The data:
━━━━━━━━━━━━━━━━

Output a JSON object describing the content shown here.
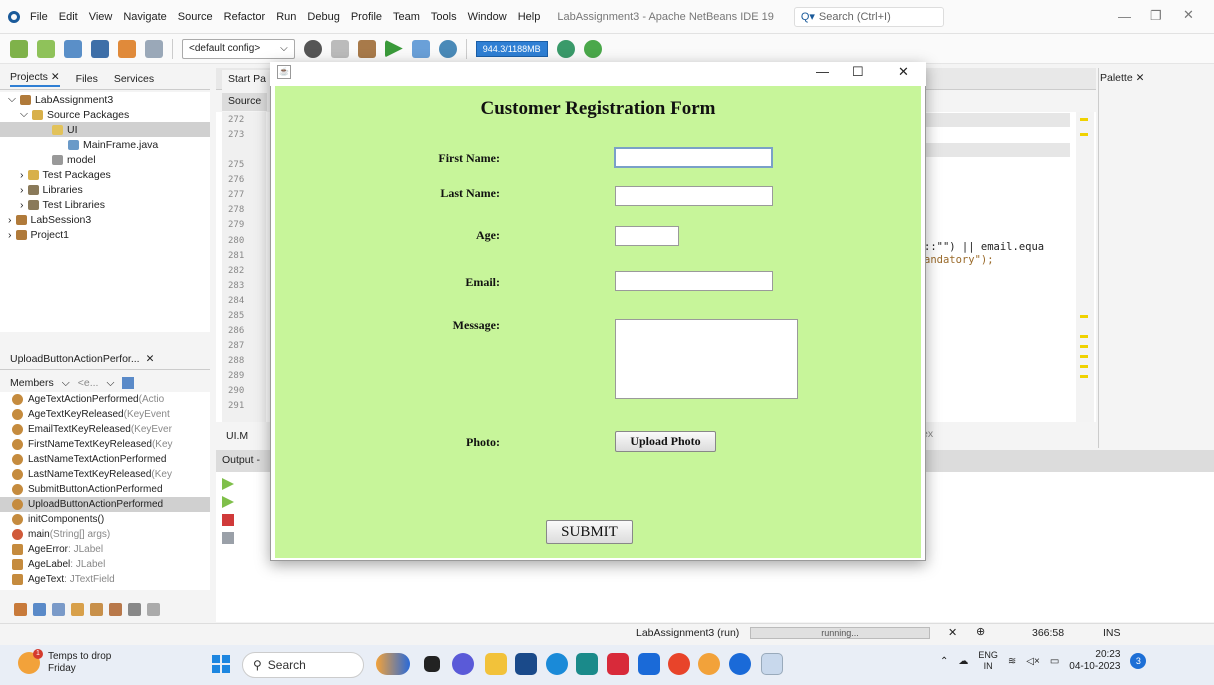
{
  "menubar": {
    "items": [
      "File",
      "Edit",
      "View",
      "Navigate",
      "Source",
      "Refactor",
      "Run",
      "Debug",
      "Profile",
      "Team",
      "Tools",
      "Window",
      "Help"
    ],
    "window_title": "LabAssignment3 - Apache NetBeans IDE 19",
    "search_placeholder": "Search (Ctrl+I)"
  },
  "toolbar": {
    "config": "<default config>",
    "memory": "944.3/1188MB"
  },
  "projects_panel": {
    "tabs": [
      "Projects",
      "Files",
      "Services"
    ],
    "tree": [
      {
        "label": "LabAssignment3",
        "level": 0,
        "icon": "project-icon"
      },
      {
        "label": "Source Packages",
        "level": 1,
        "icon": "package-folder-icon"
      },
      {
        "label": "UI",
        "level": 2,
        "icon": "package-icon",
        "selected": true
      },
      {
        "label": "MainFrame.java",
        "level": 3,
        "icon": "java-form-icon"
      },
      {
        "label": "model",
        "level": 2,
        "icon": "package-icon"
      },
      {
        "label": "Test Packages",
        "level": 1,
        "icon": "package-folder-icon"
      },
      {
        "label": "Libraries",
        "level": 1,
        "icon": "library-icon"
      },
      {
        "label": "Test Libraries",
        "level": 1,
        "icon": "library-icon"
      },
      {
        "label": "LabSession3",
        "level": 0,
        "icon": "project-icon"
      },
      {
        "label": "Project1",
        "level": 0,
        "icon": "project-icon"
      }
    ]
  },
  "navigator": {
    "title": "UploadButtonActionPerfor...",
    "members_label": "Members",
    "filter_value": "<e...",
    "members": [
      {
        "name": "AgeTextActionPerformed",
        "type": "(Actio"
      },
      {
        "name": "AgeTextKeyReleased",
        "type": "(KeyEvent"
      },
      {
        "name": "EmailTextKeyReleased",
        "type": "(KeyEver"
      },
      {
        "name": "FirstNameTextKeyReleased",
        "type": "(Key"
      },
      {
        "name": "LastNameTextActionPerformed",
        "type": ""
      },
      {
        "name": "LastNameTextKeyReleased",
        "type": "(Key"
      },
      {
        "name": "SubmitButtonActionPerformed",
        "type": ""
      },
      {
        "name": "UploadButtonActionPerformed",
        "type": "",
        "selected": true
      },
      {
        "name": "initComponents()",
        "type": ""
      },
      {
        "name": "main",
        "type": "(String[] args)"
      },
      {
        "name": "AgeError",
        "type": " : JLabel"
      },
      {
        "name": "AgeLabel",
        "type": " : JLabel"
      },
      {
        "name": "AgeText",
        "type": " : JTextField"
      }
    ]
  },
  "editor": {
    "start_tab": "Start Pa",
    "source_tab": "Source",
    "line_numbers": [
      "272",
      "273",
      "",
      "275",
      "276",
      "277",
      "278",
      "279",
      "280",
      "281",
      "282",
      "283",
      "284",
      "285",
      "286",
      "287",
      "288",
      "289",
      "290",
      "291"
    ],
    "code_line1": "::\"\") || email.equa",
    "code_line2": "andatory\");",
    "ui_tab": "UI.M",
    "next_tab": "ex",
    "output_label": "Output -"
  },
  "palette": {
    "title": "Palette"
  },
  "statusbar": {
    "run_label": "LabAssignment3 (run)",
    "progress_text": "running...",
    "caret_position": "366:58",
    "insert_mode": "INS"
  },
  "taskbar": {
    "weather_line1": "Temps to drop",
    "weather_line2": "Friday",
    "weather_badge": "1",
    "search_label": "Search",
    "lang_line1": "ENG",
    "lang_line2": "IN",
    "time": "20:23",
    "date": "04-10-2023",
    "notification_count": "3"
  },
  "dialog": {
    "form_title": "Customer Registration Form",
    "labels": {
      "first_name": "First Name:",
      "last_name": "Last Name:",
      "age": "Age:",
      "email": "Email:",
      "message": "Message:",
      "photo": "Photo:"
    },
    "values": {
      "first_name": "",
      "last_name": "",
      "age": "",
      "email": "",
      "message": ""
    },
    "upload_label": "Upload Photo",
    "submit_label": "SUBMIT",
    "colors": {
      "panel": "#c7f59a"
    }
  }
}
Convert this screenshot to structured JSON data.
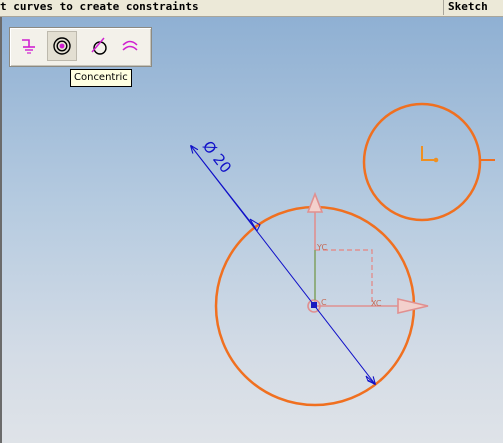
{
  "status_bar": {
    "prompt": "t curves to create constraints",
    "mode": "Sketch"
  },
  "toolbar": {
    "buttons": [
      {
        "name": "coincident-ground-icon"
      },
      {
        "name": "concentric-icon"
      },
      {
        "name": "tangent-icon"
      },
      {
        "name": "parallel-arcs-icon"
      }
    ],
    "active_index": 1
  },
  "tooltip": {
    "text": "Concentric"
  },
  "sketch": {
    "dimension_label": "Ø 20",
    "axis_labels": {
      "y": "YC",
      "x": "XC",
      "z": "C"
    }
  },
  "colors": {
    "curve": "#f07020",
    "dimension": "#1010c8",
    "datum_axis": "#e09090",
    "selected_point": "#1818c0"
  }
}
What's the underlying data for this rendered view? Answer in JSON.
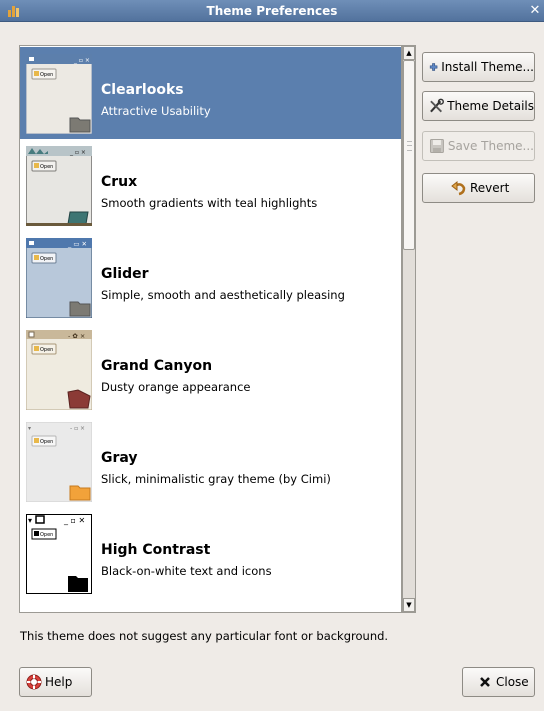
{
  "window": {
    "title": "Theme Preferences"
  },
  "themes": [
    {
      "name": "Clearlooks",
      "description": "Attractive Usability",
      "selected": true,
      "preview_button": "Open"
    },
    {
      "name": "Crux",
      "description": "Smooth gradients with teal highlights",
      "selected": false,
      "preview_button": "Open"
    },
    {
      "name": "Glider",
      "description": "Simple, smooth and aesthetically pleasing",
      "selected": false,
      "preview_button": "Open"
    },
    {
      "name": "Grand Canyon",
      "description": "Dusty orange appearance",
      "selected": false,
      "preview_button": "Open"
    },
    {
      "name": "Gray",
      "description": "Slick, minimalistic gray theme (by Cimi)",
      "selected": false,
      "preview_button": "Open"
    },
    {
      "name": "High Contrast",
      "description": "Black-on-white text and icons",
      "selected": false,
      "preview_button": "Open"
    }
  ],
  "buttons": {
    "install": "Install Theme...",
    "details": "Theme Details",
    "save": "Save Theme...",
    "revert": "Revert",
    "help": "Help",
    "close": "Close"
  },
  "status": "This theme does not suggest any particular font or background.",
  "icons": {
    "app": "app-icon",
    "close": "close-icon",
    "install": "plus-icon",
    "details": "tools-icon",
    "save": "floppy-icon",
    "revert": "revert-arrow-icon",
    "help": "lifebuoy-icon",
    "close_button": "x-icon"
  },
  "colors": {
    "titlebar": "#5d7ea8",
    "selection": "#5b7fae",
    "window_bg": "#efebe7"
  }
}
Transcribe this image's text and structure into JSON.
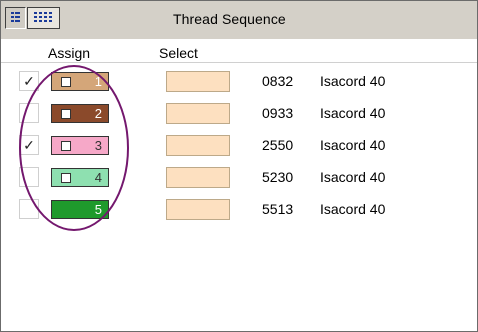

━━━━━━━━━━━━━━━━

What is expected: Extract from the data every line where "Search" shows up.

Exercise solution:
    "search_placeholder": "Search (Ctrl+I)"
    "search_label": "Search",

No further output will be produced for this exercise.